> _Exercise_
Count every line that holds the string "this", then give that number alone.

[Saved entries]
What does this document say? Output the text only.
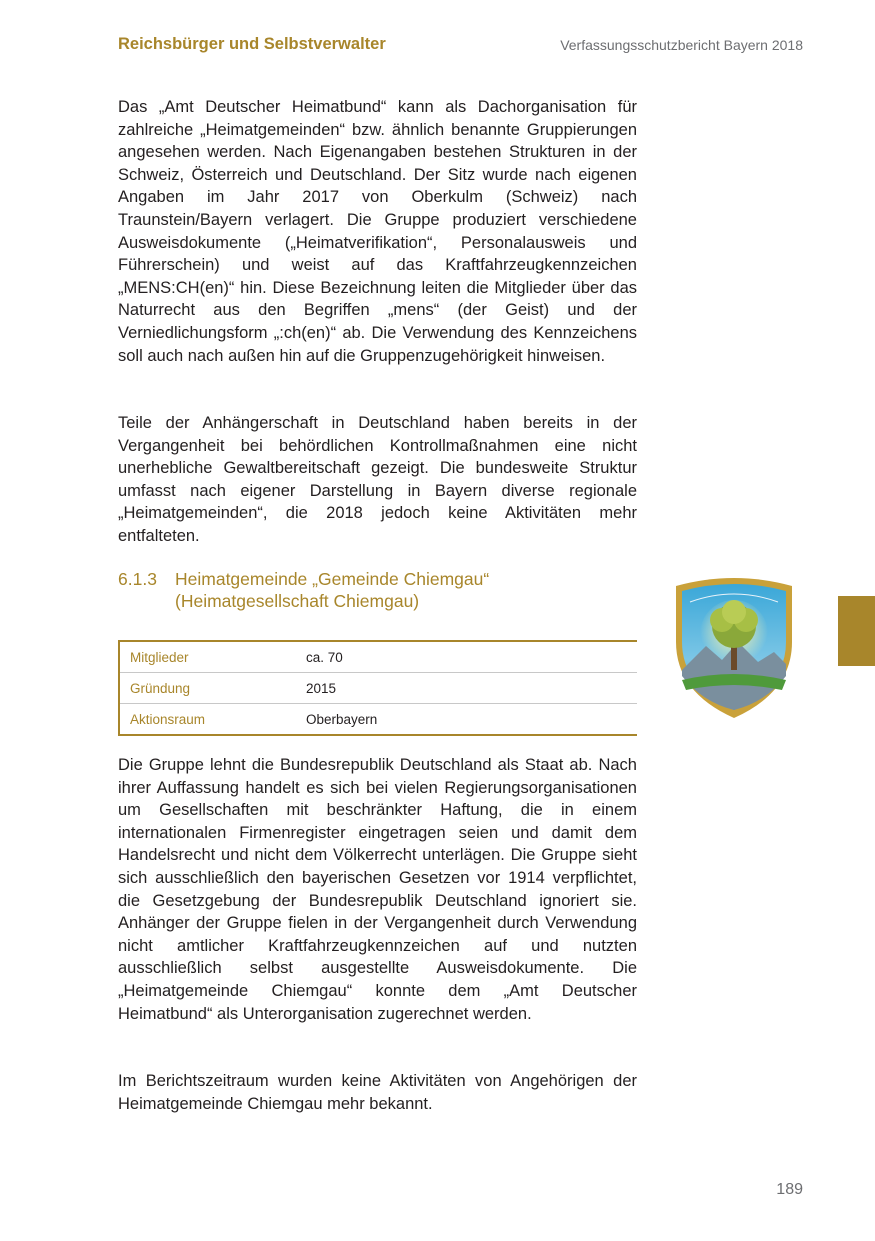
Reichsbürger und Selbstverwalter	Verfassungsschutzbericht Bayern 2018

Das „Amt Deutscher Heimatbund“ kann als Dachorganisation für zahlreiche „Heimatgemeinden“ bzw. ähnlich benannte Gruppierungen angesehen werden. Nach Eigenangaben bestehen Strukturen in der Schweiz, Österreich und Deutschland. Der Sitz wurde nach eigenen Angaben im Jahr 2017 von Oberkulm (Schweiz) nach Traunstein/Bayern verlagert. Die Gruppe produziert verschiedene Ausweisdokumente („Heimatverifikation“, Personalausweis und Führerschein) und weist auf das Kraftfahrzeugkennzeichen „MENS:CH(en)“ hin. Diese Bezeichnung leiten die Mitglieder über das Naturrecht aus den Begriffen „mens“ (der Geist) und der Verniedlichungsform „:ch(en)“ ab. Die Verwendung des Kennzeichens soll auch nach außen hin auf die Gruppenzugehörigkeit hinweisen.

Teile der Anhängerschaft in Deutschland haben bereits in der Vergangenheit bei behördlichen Kontrollmaßnahmen eine nicht unerhebliche Gewaltbereitschaft gezeigt. Die bundesweite Struktur umfasst nach eigener Darstellung in Bayern diverse regionale „Heimatgemeinden“, die 2018 jedoch keine Aktivitäten mehr entfalteten.

6.1.3 Heimatgemeinde „Gemeinde Chiemgau“
(Heimatgesellschaft Chiemgau)
Mitglieder	ca. 70
Gründung	2015
Aktionsraum	Oberbayern

Die Gruppe lehnt die Bundesrepublik Deutschland als Staat ab. Nach ihrer Auffassung handelt es sich bei vielen Regierungsorganisationen um Gesellschaften mit beschränkter Haftung, die in einem internationalen Firmenregister eingetragen seien und damit dem Handelsrecht und nicht dem Völkerrecht unterlägen. Die Gruppe sieht sich ausschließlich den bayerischen Gesetzen vor 1914 verpflichtet, die Gesetzgebung der Bundesrepublik Deutschland ignoriert sie. Anhänger der Gruppe fielen in der Vergangenheit durch Verwendung nicht amtlicher Kraftfahrzeugkennzeichen auf und nutzten ausschließlich selbst ausgestellte Ausweisdokumente. Die „Heimatgemeinde Chiemgau“ konnte dem „Amt Deutscher Heimatbund“ als Unterorganisation zugerechnet werden.

Im Berichtszeitraum wurden keine Aktivitäten von Angehörigen der Heimatgemeinde Chiemgau mehr bekannt.

189
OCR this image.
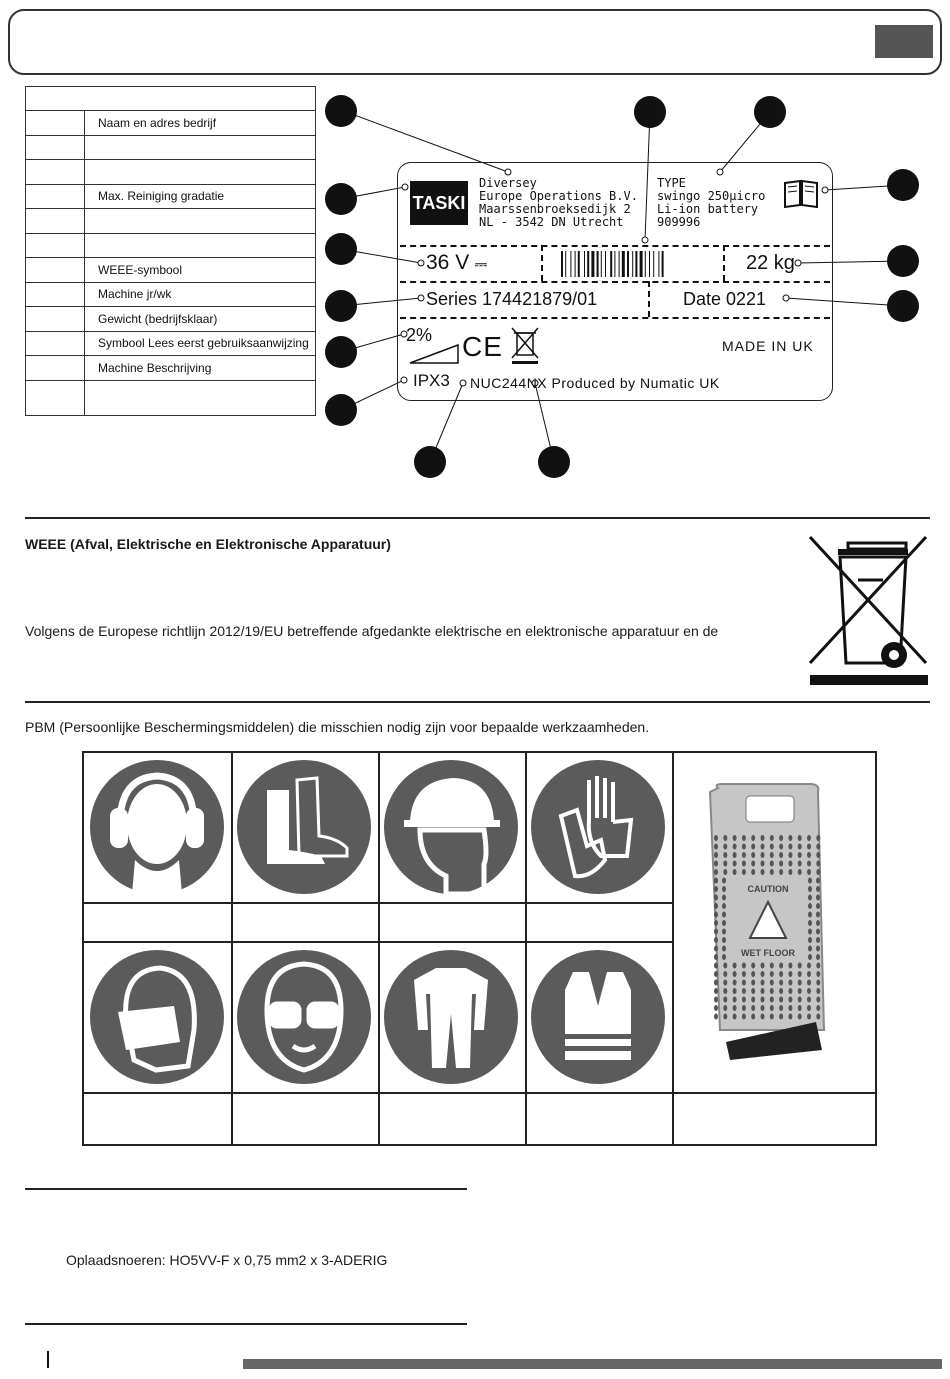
	Naam en adres bedrijf

	Max. Reiniging gradatie

	WEEE-symbool
	Machine jr/wk
	Gewicht (bedrijfsklaar)
	Symbool Lees eerst gebruiksaanwijzing
	Machine Beschrijving

TASKI
Diversey
Europe Operations B.V.
Maarssenbroeksedijk 2
NL - 3542 DN Utrecht
TYPE
swingo 250µicro
Li-ion battery
909996
36 V ⎓	22 kg
Series 174421879/01	Date 0221
2% CE	MADE IN UK
IPX3 NUC244NX Produced by Numatic UK
WEEE (Afval, Elektrische en Elektronische Apparatuur)
Volgens de Europese richtlijn 2012/19/EU betreffende afgedankte elektrische en elektronische apparatuur en de
PBM (Persoonlijke Beschermingsmiddelen) die misschien nodig zijn voor bepaalde werkzaamheden.
CAUTION
WET FLOOR
Oplaadsnoeren: HO5VV-F x 0,75 mm2 x 3-ADERIG
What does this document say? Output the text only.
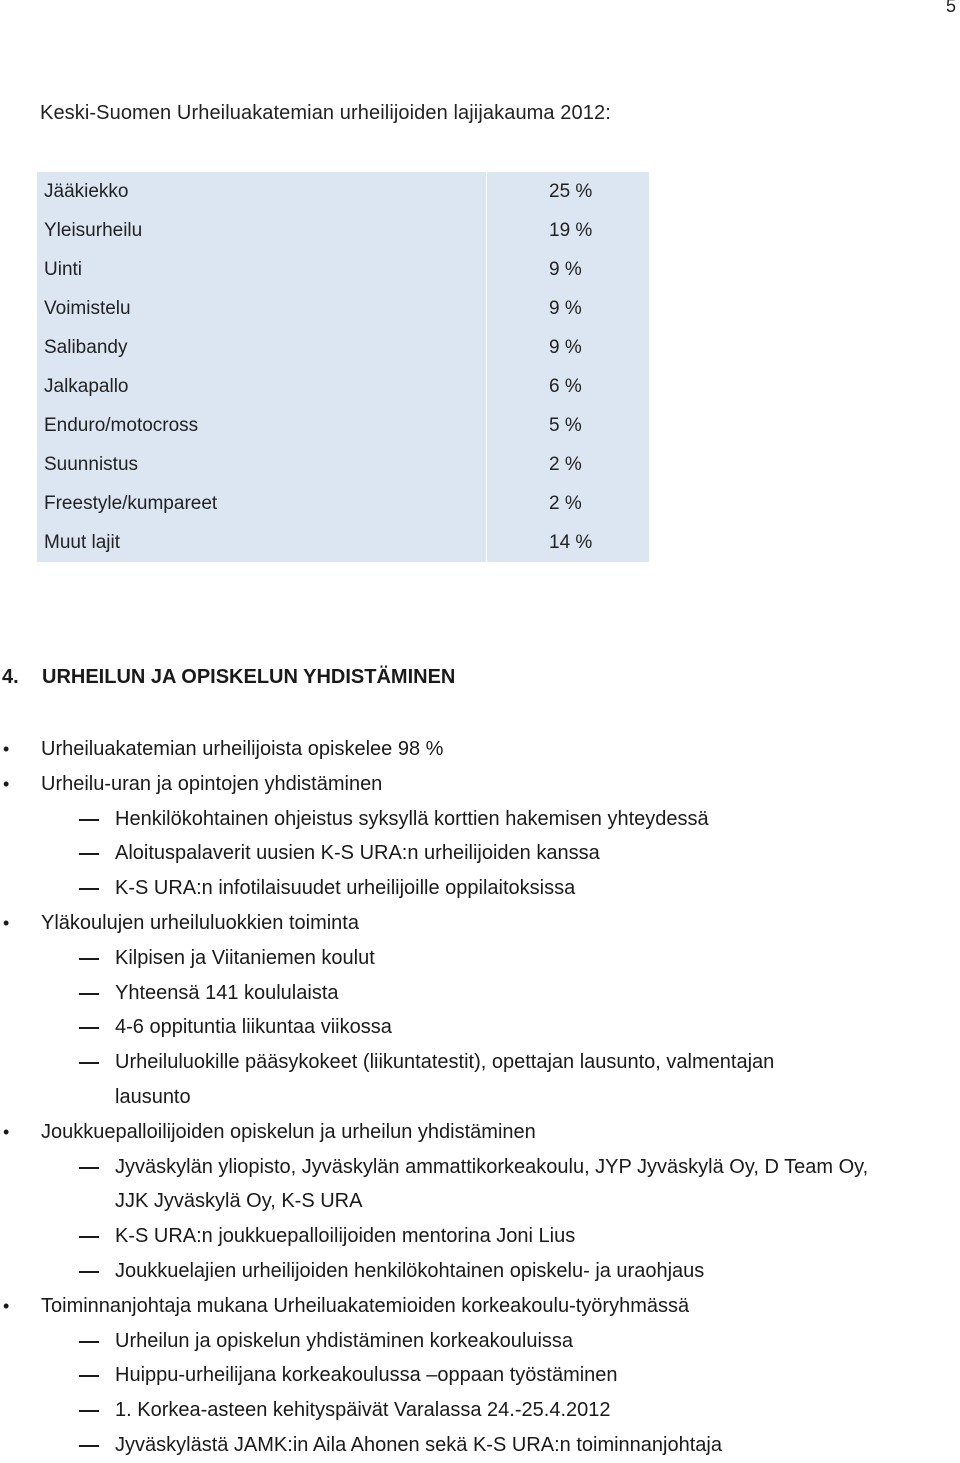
5
Keski-Suomen Urheiluakatemian urheilijoiden lajijakauma 2012:
Jääkiekko	25 %
Yleisurheilu	19 %
Uinti	9 %
Voimistelu	9 %
Salibandy	9 %
Jalkapallo	6 %
Enduro/motocross	5 %
Suunnistus	2 %
Freestyle/kumpareet	2 %
Muut lajit	14 %
4. URHEILUN JA OPISKELUN YHDISTÄMINEN
• Urheiluakatemian urheilijoista opiskelee 98 %
• Urheilu-uran ja opintojen yhdistäminen
Henkilökohtainen ohjeistus syksyllä korttien hakemisen yhteydessä
Aloituspalaverit uusien K-S URA:n urheilijoiden kanssa
K-S URA:n infotilaisuudet urheilijoille oppilaitoksissa
• Yläkoulujen urheiluluokkien toiminta
Kilpisen ja Viitaniemen koulut
Yhteensä 141 koululaista
4-6 oppituntia liikuntaa viikossa
Urheiluluokille pääsykokeet (liikuntatestit), opettajan lausunto, valmentajan
lausunto
• Joukkuepalloilijoiden opiskelun ja urheilun yhdistäminen
Jyväskylän yliopisto, Jyväskylän ammattikorkeakoulu, JYP Jyväskylä Oy, D Team Oy,
JJK Jyväskylä Oy, K-S URA
K-S URA:n joukkuepalloilijoiden mentorina Joni Lius
Joukkuelajien urheilijoiden henkilökohtainen opiskelu- ja uraohjaus
• Toiminnanjohtaja mukana Urheiluakatemioiden korkeakoulu-työryhmässä
Urheilun ja opiskelun yhdistäminen korkeakouluissa
Huippu-urheilijana korkeakoulussa –oppaan työstäminen
1. Korkea-asteen kehityspäivät Varalassa 24.-25.4.2012
Jyväskylästä JAMK:in Aila Ahonen sekä K-S URA:n toiminnanjohtaja
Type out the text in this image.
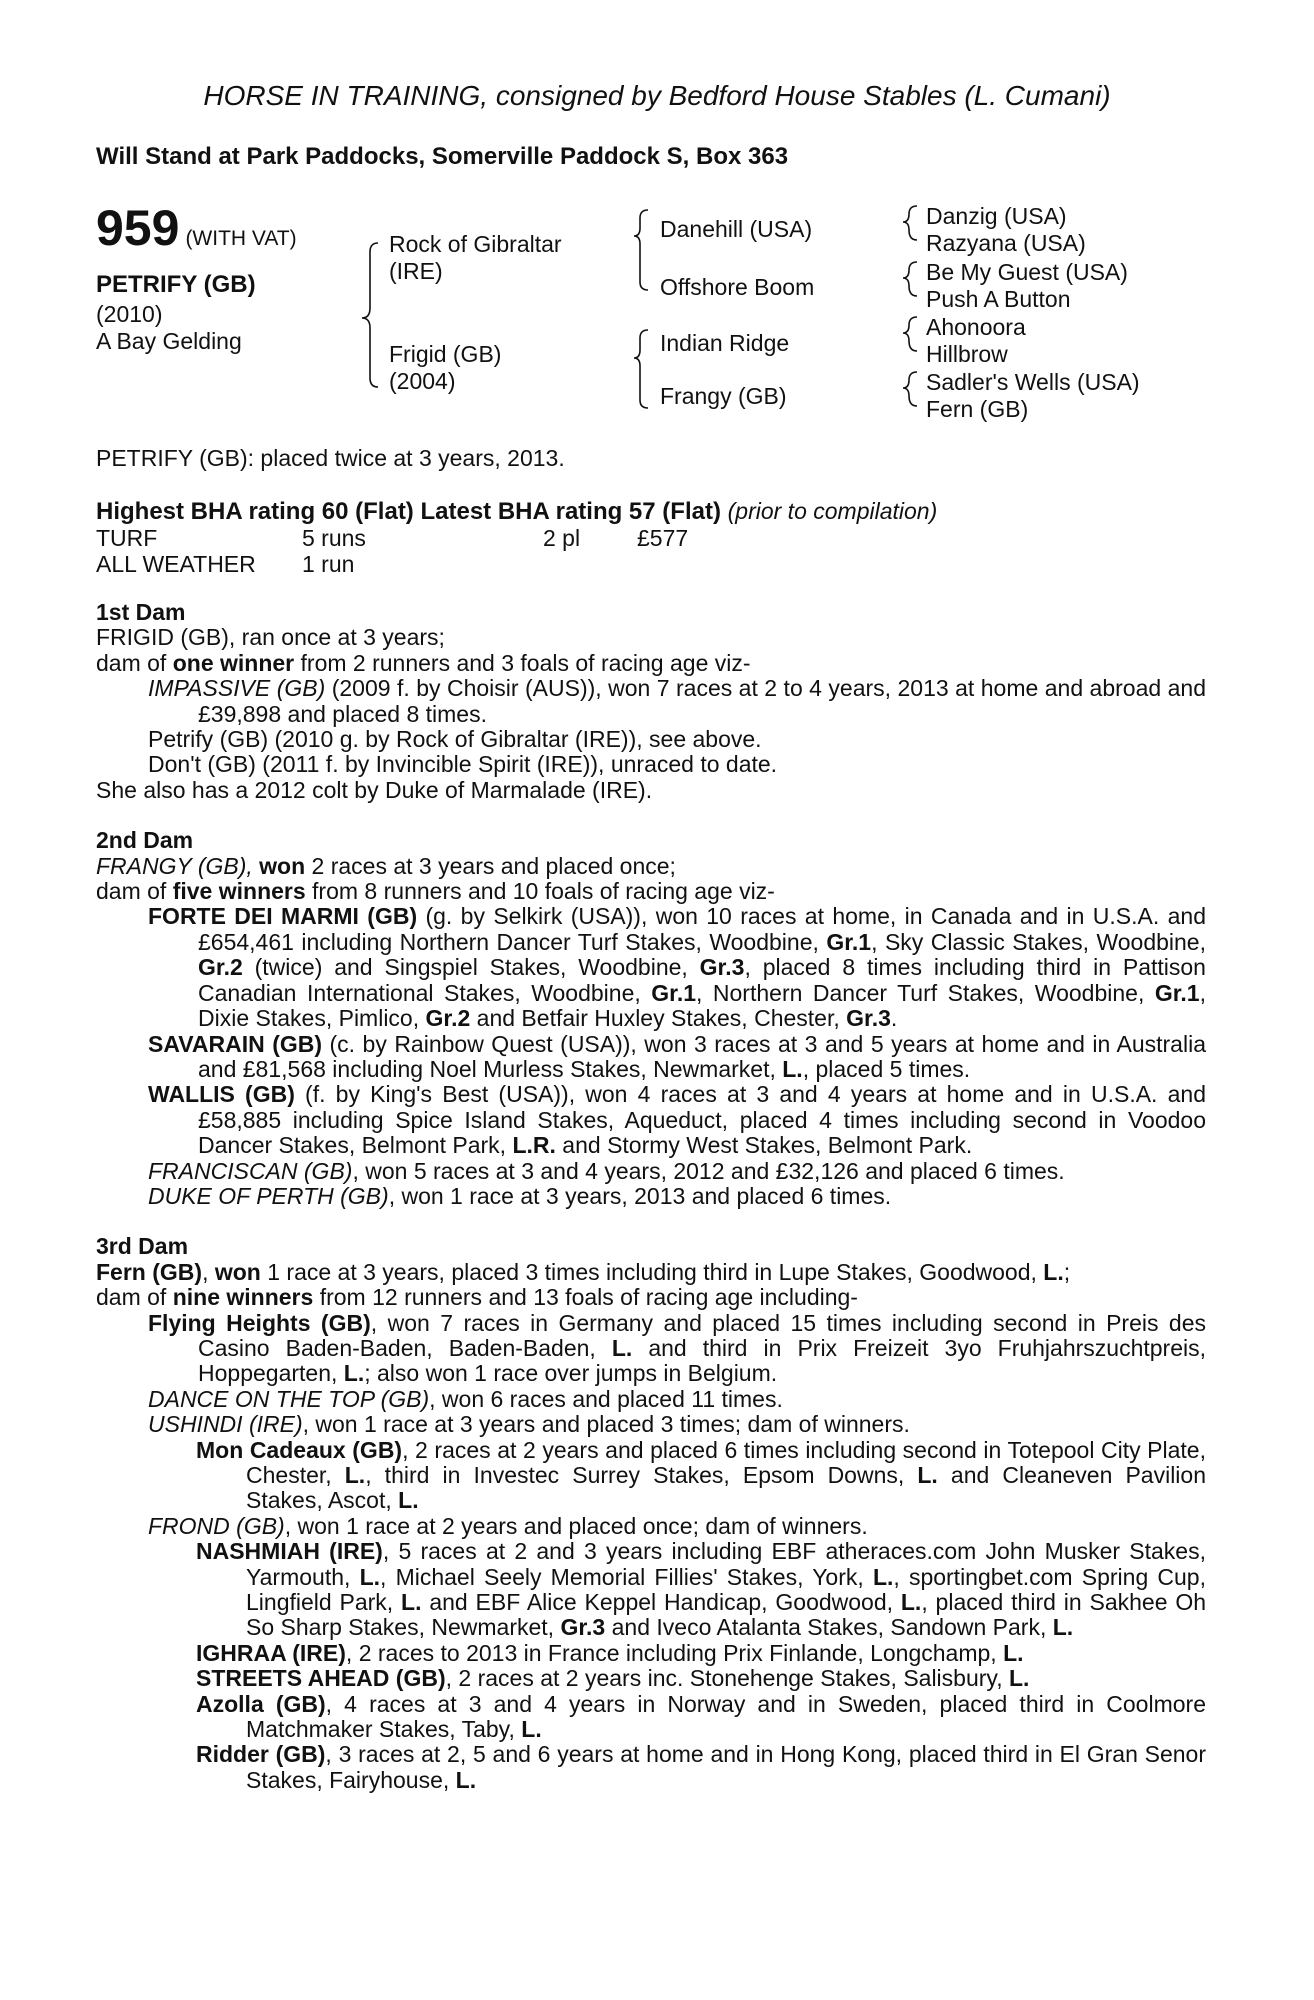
HORSE IN TRAINING, consigned by Bedford House Stables (L. Cumani)
Will Stand at Park Paddocks, Somerville Paddock S, Box 363
959 (WITH VAT)
PETRIFY (GB)
(2010)
A Bay Gelding
Rock of Gibraltar
(IRE)
Frigid (GB)
(2004)
Danehill (USA)
Offshore Boom
Indian Ridge
Frangy (GB)
Danzig (USA)
Razyana (USA)
Be My Guest (USA)
Push A Button
Ahonoora
Hillbrow
Sadler's Wells (USA)
Fern (GB)
PETRIFY (GB): placed twice at 3 years, 2013.
Highest BHA rating 60 (Flat) Latest BHA rating 57 (Flat) (prior to compilation)
TURF	5 runs	2 pl £577
ALL WEATHER 1 run

1st Dam

FRIGID (GB), ran once at 3 years;

dam of one winner from 2 runners and 3 foals of racing age viz-

IMPASSIVE (GB) (2009 f. by Choisir (AUS)), won 7 races at 2 to 4 years, 2013 at home and abroad and £39,898 and placed 8 times.

Petrify (GB) (2010 g. by Rock of Gibraltar (IRE)), see above.

Don't (GB) (2011 f. by Invincible Spirit (IRE)), unraced to date.

She also has a 2012 colt by Duke of Marmalade (IRE).

2nd Dam

FRANGY (GB), won 2 races at 3 years and placed once;

dam of five winners from 8 runners and 10 foals of racing age viz-

FORTE DEI MARMI (GB) (g. by Selkirk (USA)), won 10 races at home, in Canada and in U.S.A. and £654,461 including Northern Dancer Turf Stakes, Woodbine, Gr.1, Sky Classic Stakes, Woodbine, Gr.2 (twice) and Singspiel Stakes, Woodbine, Gr.3, placed 8 times including third in Pattison Canadian International Stakes, Woodbine, Gr.1, Northern Dancer Turf Stakes, Woodbine, Gr.1, Dixie Stakes, Pimlico, Gr.2 and Betfair Huxley Stakes, Chester, Gr.3.

SAVARAIN (GB) (c. by Rainbow Quest (USA)), won 3 races at 3 and 5 years at home and in Australia and £81,568 including Noel Murless Stakes, Newmarket, L., placed 5 times.

WALLIS (GB) (f. by King's Best (USA)), won 4 races at 3 and 4 years at home and in U.S.A. and £58,885 including Spice Island Stakes, Aqueduct, placed 4 times including second in Voodoo Dancer Stakes, Belmont Park, L.R. and Stormy West Stakes, Belmont Park.

FRANCISCAN (GB), won 5 races at 3 and 4 years, 2012 and £32,126 and placed 6 times.

DUKE OF PERTH (GB), won 1 race at 3 years, 2013 and placed 6 times.

3rd Dam

Fern (GB), won 1 race at 3 years, placed 3 times including third in Lupe Stakes, Goodwood, L.;

dam of nine winners from 12 runners and 13 foals of racing age including-

Flying Heights (GB), won 7 races in Germany and placed 15 times including second in Preis des Casino Baden-Baden, Baden-Baden, L. and third in Prix Freizeit 3yo Fruhjahrszuchtpreis, Hoppegarten, L.; also won 1 race over jumps in Belgium.

DANCE ON THE TOP (GB), won 6 races and placed 11 times.

USHINDI (IRE), won 1 race at 3 years and placed 3 times; dam of winners.

Mon Cadeaux (GB), 2 races at 2 years and placed 6 times including second in Totepool City Plate, Chester, L., third in Investec Surrey Stakes, Epsom Downs, L. and Cleaneven Pavilion Stakes, Ascot, L.

FROND (GB), won 1 race at 2 years and placed once; dam of winners.

NASHMIAH (IRE), 5 races at 2 and 3 years including EBF atheraces.com John Musker Stakes, Yarmouth, L., Michael Seely Memorial Fillies' Stakes, York, L., sportingbet.com Spring Cup, Lingfield Park, L. and EBF Alice Keppel Handicap, Goodwood, L., placed third in Sakhee Oh So Sharp Stakes, Newmarket, Gr.3 and Iveco Atalanta Stakes, Sandown Park, L.

IGHRAA (IRE), 2 races to 2013 in France including Prix Finlande, Longchamp, L.

STREETS AHEAD (GB), 2 races at 2 years inc. Stonehenge Stakes, Salisbury, L.

Azolla (GB), 4 races at 3 and 4 years in Norway and in Sweden, placed third in Coolmore Matchmaker Stakes, Taby, L.

Ridder (GB), 3 races at 2, 5 and 6 years at home and in Hong Kong, placed third in El Gran Senor Stakes, Fairyhouse, L.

> _Written answer_
4